# [STORED RECORDS]

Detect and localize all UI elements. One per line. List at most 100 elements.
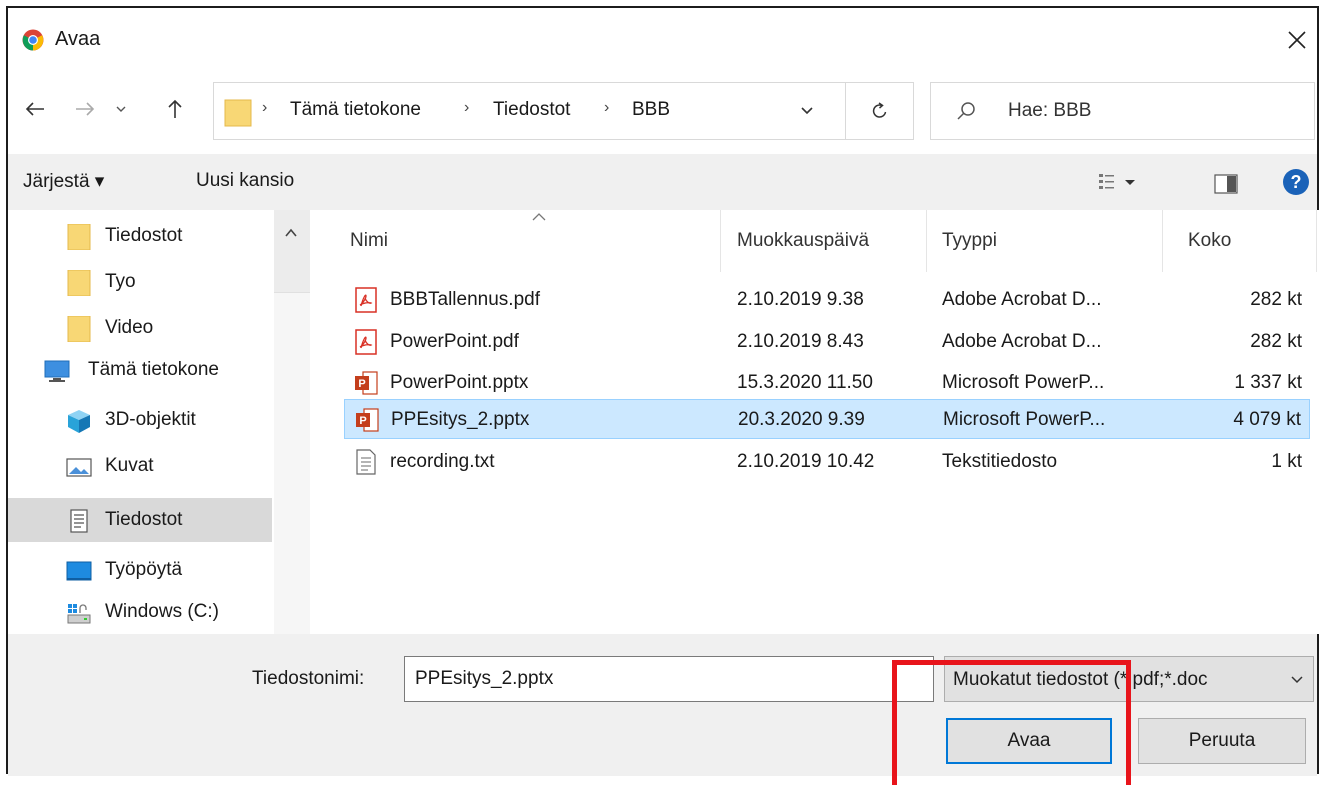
sidebar-item-video[interactable]: Video (8, 306, 272, 350)
back-button[interactable] (20, 94, 50, 124)
help-icon: ? (1283, 169, 1309, 195)
pptx-icon: P (356, 408, 379, 432)
file-type: Microsoft PowerP... (942, 372, 1105, 393)
sidebar-item-tiedostot-folder[interactable]: Tiedostot (8, 214, 272, 258)
help-button[interactable]: ? (1282, 168, 1310, 196)
search-icon (957, 102, 975, 120)
breadcrumb-this-pc[interactable]: Tämä tietokone (290, 99, 421, 121)
file-modified: 20.3.2020 9.39 (738, 409, 865, 430)
pictures-icon (66, 458, 92, 477)
file-size: 282 kt (1250, 289, 1302, 310)
file-size: 1 kt (1271, 451, 1302, 472)
cancel-button[interactable]: Peruuta (1138, 718, 1306, 764)
sidebar-item-tyo[interactable]: Tyo (8, 260, 272, 304)
file-size: 4 079 kt (1233, 409, 1301, 430)
command-bar: Järjestä ▾ Uusi kansio ? (8, 154, 1317, 210)
sidebar-item-label: Tiedostot (105, 225, 183, 246)
cube-3d-icon (68, 410, 90, 433)
pdf-icon (355, 287, 377, 313)
refresh-icon (872, 102, 886, 118)
nav-pane-scrollbar[interactable] (274, 210, 310, 634)
column-header-modified[interactable]: Muokkauspäivä (737, 230, 869, 252)
column-header-name[interactable]: Nimi (350, 230, 388, 252)
svg-text:?: ? (1291, 172, 1302, 192)
breadcrumb-bbb[interactable]: BBB (632, 99, 670, 121)
breadcrumb-separator: › (262, 99, 268, 116)
bottom-panel: Tiedostonimi: Muokatut tiedostot (*.pdf;… (8, 634, 1317, 776)
file-row-selected[interactable]: P PPEsitys_2.pptx 20.3.2020 9.39 Microso… (344, 399, 1310, 439)
column-divider[interactable] (1162, 210, 1163, 272)
address-bar[interactable]: › Tämä tietokone › Tiedostot › BBB (213, 82, 846, 140)
drive-icon (67, 604, 91, 624)
sidebar-item-pictures[interactable]: Kuvat (8, 444, 272, 488)
breadcrumb-documents[interactable]: Tiedostot (493, 99, 570, 121)
arrow-right-icon (76, 102, 95, 116)
sidebar-item-label: Video (105, 317, 154, 338)
close-button[interactable] (1277, 20, 1317, 60)
file-name: recording.txt (390, 451, 495, 472)
computer-icon (44, 360, 70, 382)
file-row[interactable]: P PowerPoint.pptx 15.3.2020 11.50 Micros… (344, 363, 1310, 403)
file-type: Adobe Acrobat D... (942, 289, 1102, 310)
sidebar-item-documents[interactable]: Tiedostot (8, 498, 272, 542)
scroll-up-icon[interactable] (282, 226, 300, 240)
file-type: Adobe Acrobat D... (942, 331, 1102, 352)
file-name: PowerPoint.pptx (390, 372, 529, 393)
pptx-icon: P (355, 371, 378, 395)
new-folder-button[interactable]: Uusi kansio (196, 170, 294, 192)
file-type-filter-select[interactable]: Muokatut tiedostot (*.pdf;*.doc (944, 656, 1314, 702)
column-header-type[interactable]: Tyyppi (942, 230, 997, 252)
scrollbar-thumb[interactable] (274, 292, 310, 634)
sidebar-item-label: Työpöytä (105, 559, 183, 580)
recent-locations-button[interactable] (112, 94, 130, 124)
breadcrumb-separator: › (604, 99, 610, 116)
refresh-button[interactable] (846, 82, 914, 140)
sidebar-item-label: Tämä tietokone (88, 359, 219, 380)
preview-pane-button[interactable] (1214, 174, 1238, 194)
sidebar-item-label: Tyo (105, 271, 136, 292)
sort-ascending-icon (532, 213, 546, 221)
file-modified: 2.10.2019 10.42 (737, 451, 875, 472)
address-dropdown-icon[interactable] (799, 103, 815, 119)
file-modified: 2.10.2019 9.38 (737, 289, 864, 310)
open-button[interactable]: Avaa (946, 718, 1112, 764)
up-button[interactable] (160, 94, 190, 124)
file-name: PowerPoint.pdf (390, 331, 519, 352)
sidebar-item-this-pc[interactable]: Tämä tietokone (8, 348, 272, 392)
column-divider[interactable] (1316, 210, 1317, 272)
search-box[interactable]: Hae: BBB (930, 82, 1315, 140)
column-header-size[interactable]: Koko (1188, 230, 1231, 252)
sidebar-item-desktop[interactable]: Työpöytä (8, 548, 272, 592)
file-row[interactable]: recording.txt 2.10.2019 10.42 Tekstitied… (344, 442, 1310, 482)
sidebar-item-3d-objects[interactable]: 3D-objektit (8, 398, 272, 442)
desktop-icon (66, 561, 92, 581)
filename-input[interactable] (404, 656, 934, 702)
folder-icon (224, 99, 252, 127)
open-file-dialog: Avaa › Tämä tietokone › Tiedostot › BBB … (6, 6, 1319, 776)
file-modified: 15.3.2020 11.50 (737, 372, 873, 393)
title-bar: Avaa (8, 8, 1317, 70)
file-row[interactable]: BBBTallennus.pdf 2.10.2019 9.38 Adobe Ac… (344, 280, 1310, 320)
sidebar-item-windows-c[interactable]: Windows (C:) (8, 590, 272, 634)
sidebar-item-label: Tiedostot (105, 509, 183, 530)
svg-text:P: P (359, 415, 366, 427)
file-size: 1 337 kt (1234, 372, 1302, 393)
change-view-button[interactable] (1098, 172, 1138, 194)
forward-button[interactable] (70, 94, 100, 124)
navigation-bar: › Tämä tietokone › Tiedostot › BBB Hae: … (8, 80, 1317, 142)
navigation-pane[interactable]: Tiedostot Tyo Video Tämä tietokone 3D-ob… (8, 210, 312, 634)
svg-text:P: P (358, 378, 365, 390)
file-row[interactable]: PowerPoint.pdf 2.10.2019 8.43 Adobe Acro… (344, 322, 1310, 362)
file-list[interactable]: Nimi Muokkauspäivä Tyyppi Koko BBBTallen… (312, 210, 1319, 634)
organize-menu-button[interactable]: Järjestä ▾ (23, 170, 104, 193)
sidebar-item-label: Kuvat (105, 455, 154, 476)
chrome-icon (22, 29, 44, 51)
filename-label: Tiedostonimi: (252, 668, 365, 689)
folder-icon (67, 316, 91, 342)
column-divider[interactable] (926, 210, 927, 272)
file-type: Tekstitiedosto (942, 451, 1058, 472)
column-divider[interactable] (720, 210, 721, 272)
file-size: 282 kt (1250, 331, 1302, 352)
chevron-down-icon (1289, 673, 1305, 687)
arrow-left-icon (25, 102, 44, 116)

# [TASK DIRECTIONS]
Rewrite all the data above with every "file-size" swapped for "item-size" and nothing else changed. Leave out the pictures.

# [WORKED SOLUTION]
Detect and localize all UI elements. One per line. List at most 100 elements.
sidebar-item-video[interactable]: Video (8, 306, 272, 350)
back-button[interactable] (20, 94, 50, 124)
help-icon: ? (1283, 169, 1309, 195)
pptx-icon: P (356, 408, 379, 432)
file-type: Microsoft PowerP... (942, 372, 1105, 393)
sidebar-item-tiedostot-folder[interactable]: Tiedostot (8, 214, 272, 258)
help-button[interactable]: ? (1282, 168, 1310, 196)
search-icon (957, 102, 975, 120)
breadcrumb-this-pc[interactable]: Tämä tietokone (290, 99, 421, 121)
file-modified: 20.3.2020 9.39 (738, 409, 865, 430)
pictures-icon (66, 458, 92, 477)
item-size: 282 kt (1250, 289, 1302, 310)
item-size: 1 kt (1271, 451, 1302, 472)
cancel-button[interactable]: Peruuta (1138, 718, 1306, 764)
sidebar-item-tyo[interactable]: Tyo (8, 260, 272, 304)
item-size: 4 079 kt (1233, 409, 1301, 430)
command-bar: Järjestä ▾ Uusi kansio ? (8, 154, 1317, 210)
sidebar-item-label: Tiedostot (105, 225, 183, 246)
cube-3d-icon (68, 410, 90, 433)
pdf-icon (355, 287, 377, 313)
refresh-icon (872, 102, 886, 118)
nav-pane-scrollbar[interactable] (274, 210, 310, 634)
column-header-modified[interactable]: Muokkauspäivä (737, 230, 869, 252)
column-header-name[interactable]: Nimi (350, 230, 388, 252)
svg-text:?: ? (1291, 172, 1302, 192)
breadcrumb-bbb[interactable]: BBB (632, 99, 670, 121)
breadcrumb-separator: › (262, 99, 268, 116)
bottom-panel: Tiedostonimi: Muokatut tiedostot (*.pdf;… (8, 634, 1317, 776)
file-row-selected[interactable]: P PPEsitys_2.pptx 20.3.2020 9.39 Microso… (344, 399, 1310, 439)
column-divider[interactable] (1162, 210, 1163, 272)
address-bar[interactable]: › Tämä tietokone › Tiedostot › BBB (213, 82, 846, 140)
drive-icon (67, 604, 91, 624)
sidebar-item-pictures[interactable]: Kuvat (8, 444, 272, 488)
breadcrumb-documents[interactable]: Tiedostot (493, 99, 570, 121)
arrow-right-icon (76, 102, 95, 116)
sidebar-item-label: Video (105, 317, 154, 338)
close-button[interactable] (1277, 20, 1317, 60)
file-name: recording.txt (390, 451, 495, 472)
computer-icon (44, 360, 70, 382)
file-row[interactable]: P PowerPoint.pptx 15.3.2020 11.50 Micros… (344, 363, 1310, 403)
file-type: Adobe Acrobat D... (942, 289, 1102, 310)
sidebar-item-documents[interactable]: Tiedostot (8, 498, 272, 542)
scroll-up-icon[interactable] (282, 226, 300, 240)
file-type: Adobe Acrobat D... (942, 331, 1102, 352)
file-name: PowerPoint.pptx (390, 372, 529, 393)
pptx-icon: P (355, 371, 378, 395)
new-folder-button[interactable]: Uusi kansio (196, 170, 294, 192)
file-type-filter-select[interactable]: Muokatut tiedostot (*.pdf;*.doc (944, 656, 1314, 702)
column-header-type[interactable]: Tyyppi (942, 230, 997, 252)
scrollbar-thumb[interactable] (274, 292, 310, 634)
sidebar-item-label: Työpöytä (105, 559, 183, 580)
recent-locations-button[interactable] (112, 94, 130, 124)
breadcrumb-separator: › (604, 99, 610, 116)
refresh-button[interactable] (846, 82, 914, 140)
sidebar-item-label: Tämä tietokone (88, 359, 219, 380)
preview-pane-button[interactable] (1214, 174, 1238, 194)
sidebar-item-label: Tyo (105, 271, 136, 292)
sort-ascending-icon (532, 213, 546, 221)
file-modified: 2.10.2019 10.42 (737, 451, 875, 472)
address-dropdown-icon[interactable] (799, 103, 815, 119)
file-modified: 2.10.2019 9.38 (737, 289, 864, 310)
open-button[interactable]: Avaa (946, 718, 1112, 764)
up-button[interactable] (160, 94, 190, 124)
file-name: PowerPoint.pdf (390, 331, 519, 352)
sidebar-item-this-pc[interactable]: Tämä tietokone (8, 348, 272, 392)
column-divider[interactable] (1316, 210, 1317, 272)
search-box[interactable]: Hae: BBB (930, 82, 1315, 140)
column-header-size[interactable]: Koko (1188, 230, 1231, 252)
sidebar-item-desktop[interactable]: Työpöytä (8, 548, 272, 592)
file-row[interactable]: recording.txt 2.10.2019 10.42 Tekstitied… (344, 442, 1310, 482)
sidebar-item-3d-objects[interactable]: 3D-objektit (8, 398, 272, 442)
desktop-icon (66, 561, 92, 581)
filename-input[interactable] (404, 656, 934, 702)
folder-icon (224, 99, 252, 127)
open-file-dialog: Avaa › Tämä tietokone › Tiedostot › BBB … (6, 6, 1319, 776)
file-modified: 15.3.2020 11.50 (737, 372, 873, 393)
title-bar: Avaa (8, 8, 1317, 70)
file-row[interactable]: BBBTallennus.pdf 2.10.2019 9.38 Adobe Ac… (344, 280, 1310, 320)
sidebar-item-windows-c[interactable]: Windows (C:) (8, 590, 272, 634)
sidebar-item-label: Tiedostot (105, 509, 183, 530)
svg-text:P: P (359, 415, 366, 427)
item-size: 1 337 kt (1234, 372, 1302, 393)
change-view-button[interactable] (1098, 172, 1138, 194)
forward-button[interactable] (70, 94, 100, 124)
navigation-bar: › Tämä tietokone › Tiedostot › BBB Hae: … (8, 80, 1317, 142)
navigation-pane[interactable]: Tiedostot Tyo Video Tämä tietokone 3D-ob… (8, 210, 312, 634)
svg-text:P: P (358, 378, 365, 390)
file-row[interactable]: PowerPoint.pdf 2.10.2019 8.43 Adobe Acro… (344, 322, 1310, 362)
file-list[interactable]: Nimi Muokkauspäivä Tyyppi Koko BBBTallen… (312, 210, 1319, 634)
organize-menu-button[interactable]: Järjestä ▾ (23, 170, 104, 193)
sidebar-item-label: Kuvat (105, 455, 154, 476)
chrome-icon (22, 29, 44, 51)
filename-label: Tiedostonimi: (252, 668, 365, 689)
folder-icon (67, 316, 91, 342)
column-divider[interactable] (926, 210, 927, 272)
file-type: Tekstitiedosto (942, 451, 1058, 472)
column-divider[interactable] (720, 210, 721, 272)
item-size: 282 kt (1250, 331, 1302, 352)
chevron-down-icon (1289, 673, 1305, 687)
arrow-left-icon (25, 102, 44, 116)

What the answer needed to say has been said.